• _REQUIRED WORK_
- 1) Quote the Sixth Circuit gaming opinion from "Appeal from the" to "NE, for Appellant.".
- 2) Pick up the Sixth Circuit gaming opinion after its last line and keep writing.

• _SOURCE DOCUMENT_
>>>>>

United States Court of Appeals, Sixth Circuit
Sep 20, 2002
304 F.3d 616 (6th Cir. 2002)

Summary

affirming dismissal of the action where the plaintiff tribe owned land in the state, but those lands were not Indian lands, as defined by the IGRA

Summary of this case from Mechoopda Indian Tribe of Chico Rancheria v. Schwarzenegger

Opinion

No. 01-1624.

Argued August 8, 2002.

Decided and Filed September 20, 2002.

Appeal from the United States District Court for the Western District of Michigan, Robert Holmes Bell, C.J.

Conly J. Schulte (argued and briefed), Monteau, Peebles Evans, Omaha, NE, for Appellant.

Keith D. Roberts (argued and briefed), Office of the Attorney General of Michigan, Lansing, MI, for Appellee.

Before: MERRITT and DAUGHTREY, Circuit Judges; WEBER, District Judge.

The Honorable Herman Weber, United States District Judge for the Southern District of Ohio, sitting by designation.


OPINION


This is an Indian gambling case in which the Plaintiff, Match-E-Be-Nash-She-Wish Band of Pottawatomi Indians (the "Tribe"), seeks to force the State of Michigan into negotiations for a casino pursuant to the Indian Gaming Regulatory Act (the "Act"), 25 U.S.C. § 2710(d). Because the Tribe has failed to satisfy the statutory prerequisite of owning Indian lands, see 25 U.S.C. § 2710(d)(3)(A), we hold that it is not entitled to relief under the Act. Accordingly, we AFFIRM the district court's grant of the State's motion to dismiss.

I. Statutory Framework

The Indian Gaming Regulatory Act establishes the framework by which a federally recognized tribe can require a State to enter into negotiations concerning the establishment of a casino. Under the Act, a federally recognized tribe initiates the process by making a formal request to enter into negotiations with the State. If the parties do not reach an agreement within 180 days after the request is made, or if the state fails to bargain in good faith, the tribe may invoke federal court jurisdiction to compel the State to negotiate in good faith. Under the Act, the federal court may order the state to conclude the contract within 60 days. If after that time a compact has not been concluded, the Act allows the Secretary of the Interior to authorize the operation of a casino apart from state authority. If the state asserts Eleventh Amendment immunity in the tribe's suit to compel negotiation, the tribe may go directly to the Secretary of the Interior, pursuant to 25 U.S.C. § 2710(d)(7)(B)(vii). See Seminole Tribe of Florida v. Florida, 11 F.3d 1016, 1029 (11th Cir. 1994), aff'd, 517 U.S. 44, 116 S.Ct. 1114, 134 L.Ed.2d 252 (1996).

In addition, the Act defines the jurisdiction of the federal courts to hear such claims. Section 2710(d)(7)(A) of the Act limits federal court jurisdiction as follows:

(A) The United States district courts shall have jurisdiction over —

(i) any cause of action initiated by an Indian tribe arising from the failure of a State to enter into negotiations with the Indian tribe for the purpose of entering into a Tribal State compact under paragraph (3) [§ 2710(d)(3)(A)] or to conduct such negotiations in good faith.

<<<<<

• _RECORD SET_
>>>>>

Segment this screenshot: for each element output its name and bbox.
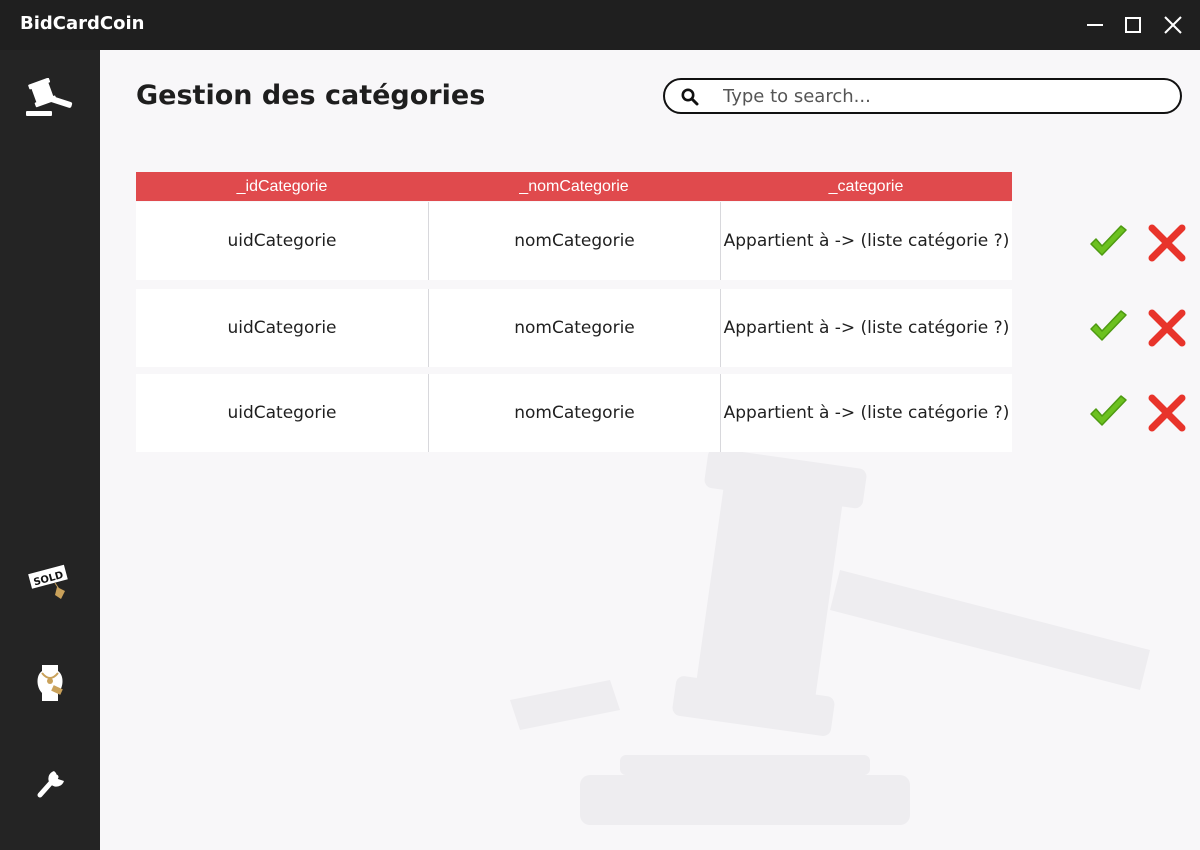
column-header-nom[interactable]: _nomCategorie xyxy=(428,172,720,201)
wrench-icon xyxy=(37,771,64,798)
cell-id: uidCategorie xyxy=(227,318,337,338)
checkmark-icon xyxy=(1090,310,1127,341)
delete-button[interactable] xyxy=(1146,222,1188,264)
delete-button[interactable] xyxy=(1146,307,1188,349)
jewelry-bust-icon xyxy=(37,665,63,701)
checkmark-icon xyxy=(1090,225,1127,256)
cross-icon xyxy=(1148,309,1186,347)
cell-categorie: Appartient à -> (liste catégorie ?) xyxy=(720,202,1012,280)
sold-tag-icon: SOLD xyxy=(26,563,70,599)
confirm-button[interactable] xyxy=(1087,222,1129,264)
delete-button[interactable] xyxy=(1146,392,1188,434)
table-header: _idCategorie _nomCategorie _categorie xyxy=(136,172,1012,201)
minimize-button[interactable] xyxy=(1080,10,1110,40)
sidebar-item-jewelry[interactable] xyxy=(20,655,80,711)
cross-icon xyxy=(1148,224,1186,262)
cross-icon xyxy=(1148,394,1186,432)
gavel-watermark-icon xyxy=(510,448,1150,825)
table-row[interactable]: uidCategorie nomCategorie Appartient à -… xyxy=(136,289,1012,367)
sidebar-item-sold[interactable]: SOLD xyxy=(20,555,80,611)
app-title: BidCardCoin xyxy=(20,13,145,34)
search-box[interactable] xyxy=(663,78,1182,114)
search-input[interactable] xyxy=(723,84,1163,108)
cell-id: uidCategorie xyxy=(227,403,337,423)
categories-table-header: _idCategorie _nomCategorie _categorie xyxy=(136,172,1012,201)
cell-nom: nomCategorie xyxy=(428,374,720,452)
cell-nom: nomCategorie xyxy=(428,202,720,280)
cell-nom: nomCategorie xyxy=(428,289,720,367)
minimize-icon xyxy=(1087,24,1103,26)
table-row[interactable]: uidCategorie nomCategorie Appartient à -… xyxy=(136,202,1012,280)
search-icon xyxy=(681,88,699,106)
gavel-icon xyxy=(26,78,73,116)
maximize-button[interactable] xyxy=(1118,10,1148,40)
confirm-button[interactable] xyxy=(1087,392,1129,434)
cell-id: uidCategorie xyxy=(227,231,337,251)
confirm-button[interactable] xyxy=(1087,307,1129,349)
title-bar: BidCardCoin xyxy=(0,0,1200,50)
sidebar-item-settings[interactable] xyxy=(20,755,80,811)
close-icon xyxy=(1164,16,1182,34)
cell-categorie: Appartient à -> (liste catégorie ?) xyxy=(720,289,1012,367)
column-header-id[interactable]: _idCategorie xyxy=(136,172,428,201)
sidebar-item-auction[interactable] xyxy=(20,70,80,126)
column-header-categorie[interactable]: _categorie xyxy=(720,172,1012,201)
sidebar: SOLD xyxy=(0,50,100,850)
cell-categorie: Appartient à -> (liste catégorie ?) xyxy=(720,374,1012,452)
table-row[interactable]: uidCategorie nomCategorie Appartient à -… xyxy=(136,374,1012,452)
page-title: Gestion des catégories xyxy=(136,80,486,111)
maximize-icon xyxy=(1125,17,1141,33)
close-button[interactable] xyxy=(1158,10,1188,40)
checkmark-icon xyxy=(1090,395,1127,426)
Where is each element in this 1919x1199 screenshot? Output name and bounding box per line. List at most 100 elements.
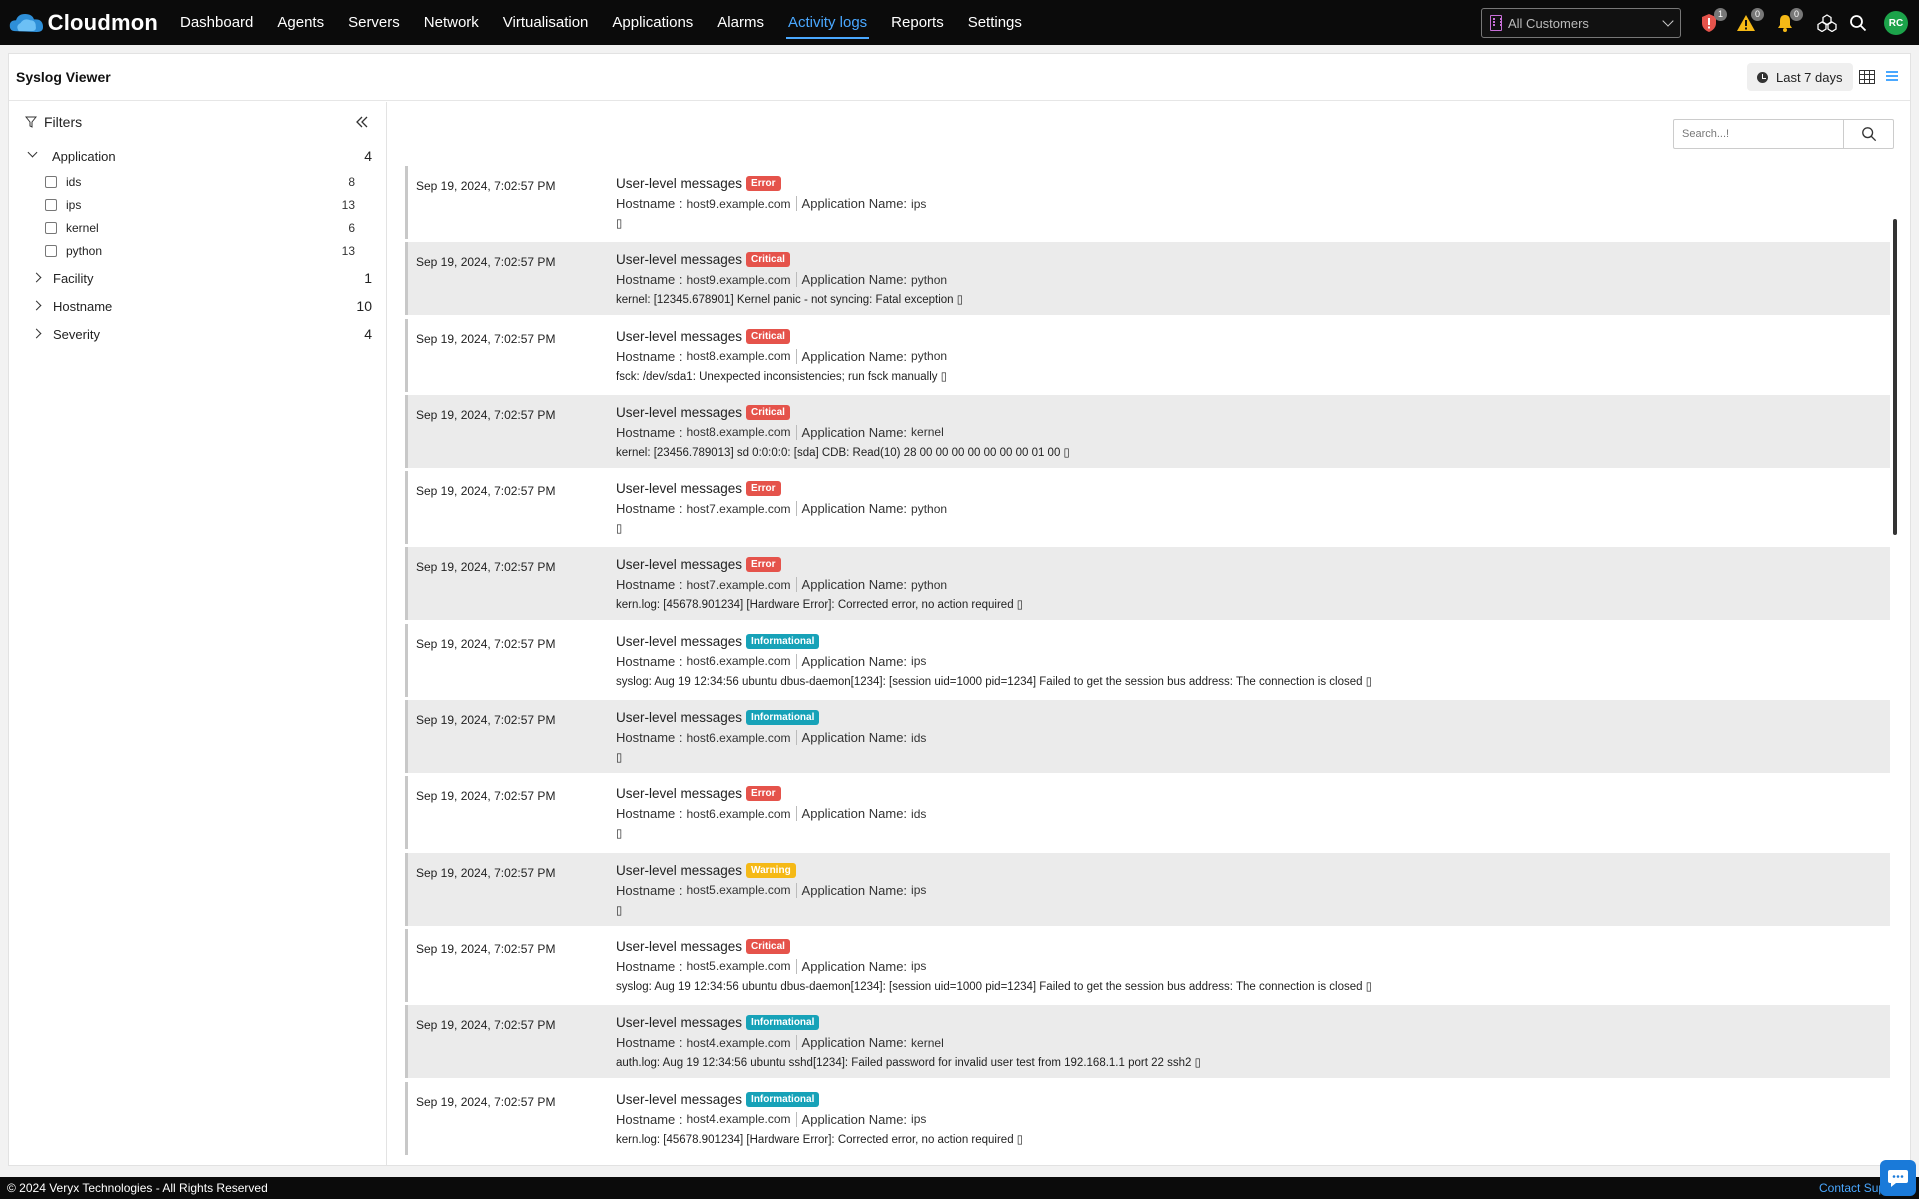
filter-option-label: ids [66,174,82,189]
filter-option-checkbox[interactable] [45,221,57,234]
apps-icon [1817,14,1837,32]
log-message: kern.log: [45678.901234] [Hardware Error… [616,599,1024,612]
hostname-label: Hostname : [616,958,683,974]
user-avatar[interactable]: RC [1884,11,1908,35]
filter-option-python[interactable]: python 13 [9,239,386,262]
log-timestamp: Sep 19, 2024, 7:02:57 PM [416,636,556,651]
app-name: Cloudmon [47,9,158,35]
filter-option-count: 8 [348,174,355,189]
clock-icon [1757,71,1768,83]
list-view-icon[interactable] [1886,71,1898,81]
log-facility: User-level messages [616,710,743,726]
chat-button[interactable] [1880,1160,1916,1196]
chevron-right-icon [31,300,42,311]
log-list: Sep 19, 2024, 7:02:57 PM User-level messa… [405,166,1890,1158]
log-message: kernel: [12345.678901] Kernel panic - no… [616,294,964,307]
nav-item-reports[interactable]: Reports [879,0,956,45]
hostname-value: host6.example.com [686,806,791,821]
appname-value: ids [911,806,927,821]
log-entry[interactable]: Sep 19, 2024, 7:02:57 PM User-level messa… [405,1005,1890,1079]
severity-badge: Critical [746,328,790,344]
log-meta: Hostname : host4.example.com Application N… [616,1111,926,1127]
filter-option-kernel[interactable]: kernel 6 [9,216,386,239]
hostname-label: Hostname : [616,424,683,440]
severity-badge: Error [746,481,781,497]
time-range-button[interactable]: Last 7 days [1747,63,1853,91]
contact-support-link[interactable]: Contact Sup [1819,1181,1885,1195]
meta-divider [795,1035,797,1051]
appname-label: Application Name: [801,424,908,440]
customer-select-value: All Customers [1508,15,1589,31]
filter-option-label: kernel [66,220,99,235]
log-entry[interactable]: Sep 19, 2024, 7:02:57 PM User-level messa… [405,623,1890,697]
log-entry[interactable]: Sep 19, 2024, 7:02:57 PM User-level messa… [405,166,1890,239]
nav-item-alarms[interactable]: Alarms [705,0,776,45]
global-search-button[interactable] [1846,11,1870,35]
search-icon [1850,15,1867,32]
nav-item-dashboard[interactable]: Dashboard [168,0,265,45]
severity-badge: Error [746,176,781,191]
nav-item-servers[interactable]: Servers [336,0,412,45]
log-meta: Hostname : host8.example.com Application N… [616,348,947,364]
log-entry[interactable]: Sep 19, 2024, 7:02:57 PM User-level messa… [405,242,1890,316]
filter-option-count: 13 [341,243,355,258]
appname-label: Application Name: [801,1035,908,1051]
nav-item-activity-logs[interactable]: Activity logs [776,0,879,45]
collapse-panel-icon[interactable] [354,114,370,130]
appname-value: ips [911,959,927,974]
meta-divider [795,958,797,974]
nav-item-agents[interactable]: Agents [265,0,336,45]
nav-item-settings[interactable]: Settings [956,0,1034,45]
filter-group-facility[interactable]: Facility 1 [9,264,386,292]
filter-option-count: 6 [348,220,355,235]
log-entry[interactable]: Sep 19, 2024, 7:02:57 PM User-level messa… [405,394,1890,468]
nav-item-network[interactable]: Network [412,0,491,45]
hostname-label: Hostname : [616,730,683,746]
filter-option-ips[interactable]: ips 13 [9,193,386,216]
log-timestamp: Sep 19, 2024, 7:02:57 PM [416,1094,556,1109]
app-logo[interactable]: Cloudmon [8,0,158,45]
filter-group-application[interactable]: Application 4 [9,142,386,170]
log-entry[interactable]: Sep 19, 2024, 7:02:57 PM User-level messa… [405,928,1890,1002]
log-entry[interactable]: Sep 19, 2024, 7:02:57 PM User-level messa… [405,700,1890,774]
chevron-right-icon [31,272,42,283]
filter-option-checkbox[interactable] [45,198,57,211]
card-header: Syslog Viewer Last 7 days [9,54,1910,101]
appname-label: Application Name: [801,348,908,364]
log-facility: User-level messages [616,176,743,191]
nav-item-applications[interactable]: Applications [600,0,705,45]
log-search-button[interactable] [1843,119,1894,149]
security-alerts-button[interactable]: 1 [1697,8,1727,35]
filter-option-checkbox[interactable] [45,175,57,188]
nav-item-virtualisation[interactable]: Virtualisation [491,0,601,45]
log-meta: Hostname : host9.example.com Application N… [616,272,947,288]
log-facility: User-level messages [616,481,743,497]
log-entry[interactable]: Sep 19, 2024, 7:02:57 PM User-level messa… [405,1081,1890,1155]
hostname-value: host4.example.com [686,1112,791,1127]
severity-badge: Critical [746,938,790,954]
apps-button[interactable] [1815,11,1839,35]
warnings-button[interactable]: 0 [1734,8,1764,35]
log-message: kern.log: [45678.901234] [Hardware Error… [616,1133,1024,1146]
log-entry[interactable]: Sep 19, 2024, 7:02:57 PM User-level messa… [405,852,1890,926]
log-entry[interactable]: Sep 19, 2024, 7:02:57 PM User-level messa… [405,776,1890,850]
customer-select[interactable]: All Customers [1481,8,1681,38]
filter-option-ids[interactable]: ids 8 [9,170,386,193]
meta-divider [795,1111,797,1127]
appname-value: ids [911,730,927,745]
log-entry[interactable]: Sep 19, 2024, 7:02:57 PM User-level messa… [405,547,1890,621]
log-entry[interactable]: Sep 19, 2024, 7:02:57 PM User-level messa… [405,471,1890,545]
filter-group-hostname[interactable]: Hostname 10 [9,292,386,320]
log-message: kernel: [23456.789013] sd 0:0:0:0: [sda]… [616,446,1070,459]
filter-option-checkbox[interactable] [45,244,57,257]
log-timestamp: Sep 19, 2024, 7:02:57 PM [416,1018,556,1033]
log-list-scrollbar[interactable] [1893,219,1897,535]
filter-group-severity[interactable]: Severity 4 [9,320,386,348]
log-title: User-level messages Informational [616,710,820,726]
appname-label: Application Name: [801,1111,908,1127]
table-view-icon[interactable] [1859,70,1875,84]
log-meta: Hostname : host4.example.com Application N… [616,1035,944,1051]
log-search-input[interactable]: Search...! [1673,119,1844,149]
log-entry[interactable]: Sep 19, 2024, 7:02:57 PM User-level messa… [405,318,1890,392]
notifications-button[interactable]: 0 [1773,8,1803,35]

<<<<<

• _EXPECTED RESPONSES_
- 1)
Appeal from the United States District Court for the Western District of Michigan, Robert Holmes Bell, C.J.

Conly J. Schulte (argued and briefed), Monteau, Peebles Evans, Omaha, NE, for Appellant.

- 2)
The applicable part of § 2710(d)(3)(A) further provides:

Any Indian tribe having jurisdiction over the Indian lands upon which a class III gaming activity is being conducted, or is to be conducted, shall request the State in which such lands are located to enter into negotiations for the purpose of entering into a Tribal State compact governing the conduct of gaming activities. Upon receiving such a request, the State shall negotiate with the Indian tribe in good faith to enter into such a compact.

25 U.S.C. § 2710(d)(3)(A). Lastly, "Indian lands" are defined by the Department of the Interior as:

Indian lands means:

(a) Land within the limits of an Indian reservation; or

(b) Land over which an Indian tribe exercises governmental power and that is either —

(1) Held in trust by the United States for the benefit of any Indian tribe or individual; or

(2) Held by an Indian tribe or individual subject to restriction by the United States against alienation.

25 C.F.R. § 502.12. Thus, under section 2710(d)(7)(A), which specifically refers to section 2710(d)(3)(A), federal jurisdiction seems to depend on "any Indian tribe having jurisdiction over the Indian lands upon which" a casino is to be "conducted."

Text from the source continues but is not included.